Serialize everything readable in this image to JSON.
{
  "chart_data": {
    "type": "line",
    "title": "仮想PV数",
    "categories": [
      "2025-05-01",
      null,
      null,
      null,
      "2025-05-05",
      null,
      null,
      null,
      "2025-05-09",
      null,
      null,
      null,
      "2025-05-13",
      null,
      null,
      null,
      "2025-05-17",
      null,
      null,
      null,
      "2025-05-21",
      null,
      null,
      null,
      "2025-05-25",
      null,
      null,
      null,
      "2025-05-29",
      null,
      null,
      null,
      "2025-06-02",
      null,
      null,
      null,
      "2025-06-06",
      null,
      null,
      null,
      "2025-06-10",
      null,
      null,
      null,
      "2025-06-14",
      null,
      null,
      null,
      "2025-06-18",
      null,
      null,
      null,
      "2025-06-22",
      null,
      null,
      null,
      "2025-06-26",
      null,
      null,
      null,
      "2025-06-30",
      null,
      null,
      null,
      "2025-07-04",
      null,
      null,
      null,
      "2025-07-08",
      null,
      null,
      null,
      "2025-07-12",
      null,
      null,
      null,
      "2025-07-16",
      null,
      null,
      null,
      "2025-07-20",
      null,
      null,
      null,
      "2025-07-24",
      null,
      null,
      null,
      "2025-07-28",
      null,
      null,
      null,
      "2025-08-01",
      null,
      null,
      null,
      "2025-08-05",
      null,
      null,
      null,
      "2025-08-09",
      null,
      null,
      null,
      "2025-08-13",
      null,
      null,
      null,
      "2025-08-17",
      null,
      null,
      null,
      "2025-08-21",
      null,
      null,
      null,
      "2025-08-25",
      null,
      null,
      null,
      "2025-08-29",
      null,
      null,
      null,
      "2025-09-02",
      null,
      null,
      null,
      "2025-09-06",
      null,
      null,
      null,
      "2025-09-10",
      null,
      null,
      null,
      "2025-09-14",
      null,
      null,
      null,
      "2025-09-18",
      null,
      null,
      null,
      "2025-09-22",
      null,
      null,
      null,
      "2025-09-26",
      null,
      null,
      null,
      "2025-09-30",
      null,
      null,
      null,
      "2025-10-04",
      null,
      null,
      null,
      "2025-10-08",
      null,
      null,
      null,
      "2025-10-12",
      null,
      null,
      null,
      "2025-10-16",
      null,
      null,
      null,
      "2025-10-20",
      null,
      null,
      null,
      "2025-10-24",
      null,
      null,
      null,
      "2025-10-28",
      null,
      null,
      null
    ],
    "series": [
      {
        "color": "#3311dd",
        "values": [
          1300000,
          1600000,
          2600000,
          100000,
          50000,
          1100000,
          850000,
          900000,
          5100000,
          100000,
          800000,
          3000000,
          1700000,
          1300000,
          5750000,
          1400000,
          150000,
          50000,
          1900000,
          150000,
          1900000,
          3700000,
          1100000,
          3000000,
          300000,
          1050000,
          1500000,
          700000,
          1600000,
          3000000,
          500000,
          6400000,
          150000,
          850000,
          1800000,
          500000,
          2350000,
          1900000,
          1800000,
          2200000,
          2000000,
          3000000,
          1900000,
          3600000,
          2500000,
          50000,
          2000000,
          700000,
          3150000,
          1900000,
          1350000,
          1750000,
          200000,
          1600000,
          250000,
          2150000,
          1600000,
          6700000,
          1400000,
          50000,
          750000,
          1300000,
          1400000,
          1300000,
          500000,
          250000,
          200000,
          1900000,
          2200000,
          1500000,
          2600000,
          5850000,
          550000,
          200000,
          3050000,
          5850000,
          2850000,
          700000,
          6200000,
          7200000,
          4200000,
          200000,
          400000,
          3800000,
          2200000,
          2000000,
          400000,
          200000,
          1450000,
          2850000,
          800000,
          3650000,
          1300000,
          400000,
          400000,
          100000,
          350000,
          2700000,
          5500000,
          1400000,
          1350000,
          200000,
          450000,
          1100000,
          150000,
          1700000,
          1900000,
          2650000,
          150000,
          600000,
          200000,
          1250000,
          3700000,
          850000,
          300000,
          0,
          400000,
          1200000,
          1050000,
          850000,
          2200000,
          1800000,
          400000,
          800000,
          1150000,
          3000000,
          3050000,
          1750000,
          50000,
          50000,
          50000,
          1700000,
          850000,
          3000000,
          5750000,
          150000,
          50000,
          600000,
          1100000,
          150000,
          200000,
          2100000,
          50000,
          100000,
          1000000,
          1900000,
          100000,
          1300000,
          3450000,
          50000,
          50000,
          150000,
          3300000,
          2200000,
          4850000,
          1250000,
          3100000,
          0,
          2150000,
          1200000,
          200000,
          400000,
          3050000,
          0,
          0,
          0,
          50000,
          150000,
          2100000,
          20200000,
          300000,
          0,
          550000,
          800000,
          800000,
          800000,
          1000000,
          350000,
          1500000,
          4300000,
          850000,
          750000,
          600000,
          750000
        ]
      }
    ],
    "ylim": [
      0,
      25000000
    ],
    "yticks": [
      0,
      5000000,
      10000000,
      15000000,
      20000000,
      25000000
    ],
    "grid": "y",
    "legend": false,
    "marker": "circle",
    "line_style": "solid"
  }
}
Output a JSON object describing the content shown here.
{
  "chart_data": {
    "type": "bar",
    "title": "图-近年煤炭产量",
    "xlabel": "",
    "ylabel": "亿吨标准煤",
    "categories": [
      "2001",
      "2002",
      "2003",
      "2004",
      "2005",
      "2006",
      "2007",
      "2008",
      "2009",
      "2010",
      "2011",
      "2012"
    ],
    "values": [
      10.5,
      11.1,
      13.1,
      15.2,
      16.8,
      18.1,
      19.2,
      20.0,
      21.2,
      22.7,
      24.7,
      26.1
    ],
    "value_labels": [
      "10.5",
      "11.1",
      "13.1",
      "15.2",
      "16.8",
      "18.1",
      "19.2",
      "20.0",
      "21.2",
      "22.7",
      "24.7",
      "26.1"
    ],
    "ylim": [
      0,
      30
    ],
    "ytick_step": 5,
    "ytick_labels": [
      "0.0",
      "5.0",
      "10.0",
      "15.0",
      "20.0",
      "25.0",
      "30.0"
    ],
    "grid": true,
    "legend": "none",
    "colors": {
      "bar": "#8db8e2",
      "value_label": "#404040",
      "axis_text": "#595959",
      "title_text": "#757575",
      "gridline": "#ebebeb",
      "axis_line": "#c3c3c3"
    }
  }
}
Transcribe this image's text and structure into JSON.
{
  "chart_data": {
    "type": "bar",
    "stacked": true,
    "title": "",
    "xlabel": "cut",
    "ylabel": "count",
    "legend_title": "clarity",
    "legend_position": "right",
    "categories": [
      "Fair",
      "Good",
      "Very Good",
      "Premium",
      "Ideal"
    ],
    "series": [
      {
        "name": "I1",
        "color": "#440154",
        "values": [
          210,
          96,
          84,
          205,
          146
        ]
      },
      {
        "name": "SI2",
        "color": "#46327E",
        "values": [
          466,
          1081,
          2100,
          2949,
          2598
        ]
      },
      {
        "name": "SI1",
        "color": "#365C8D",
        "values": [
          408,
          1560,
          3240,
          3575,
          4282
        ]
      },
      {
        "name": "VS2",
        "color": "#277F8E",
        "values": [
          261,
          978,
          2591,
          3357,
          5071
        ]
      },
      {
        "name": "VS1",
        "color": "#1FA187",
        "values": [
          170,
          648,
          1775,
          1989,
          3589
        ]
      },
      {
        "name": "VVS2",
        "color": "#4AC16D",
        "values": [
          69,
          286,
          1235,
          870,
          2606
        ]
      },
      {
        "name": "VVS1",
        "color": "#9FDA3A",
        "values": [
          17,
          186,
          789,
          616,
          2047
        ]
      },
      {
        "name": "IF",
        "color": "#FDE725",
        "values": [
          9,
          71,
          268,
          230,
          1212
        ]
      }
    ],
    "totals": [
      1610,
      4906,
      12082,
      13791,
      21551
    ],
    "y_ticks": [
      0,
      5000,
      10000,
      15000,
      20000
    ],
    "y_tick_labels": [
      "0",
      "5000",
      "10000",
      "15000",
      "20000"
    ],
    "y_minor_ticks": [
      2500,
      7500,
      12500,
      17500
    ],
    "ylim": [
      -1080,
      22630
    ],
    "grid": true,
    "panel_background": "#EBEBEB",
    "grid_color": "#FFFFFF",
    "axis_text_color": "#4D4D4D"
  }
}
====
▶ [WHAT YOU SHOULD DO]:
Determine the number of lines in the listing that contain the string "name". Write that number and nothing else.

▶ [EXERCISE ANSWER]:
8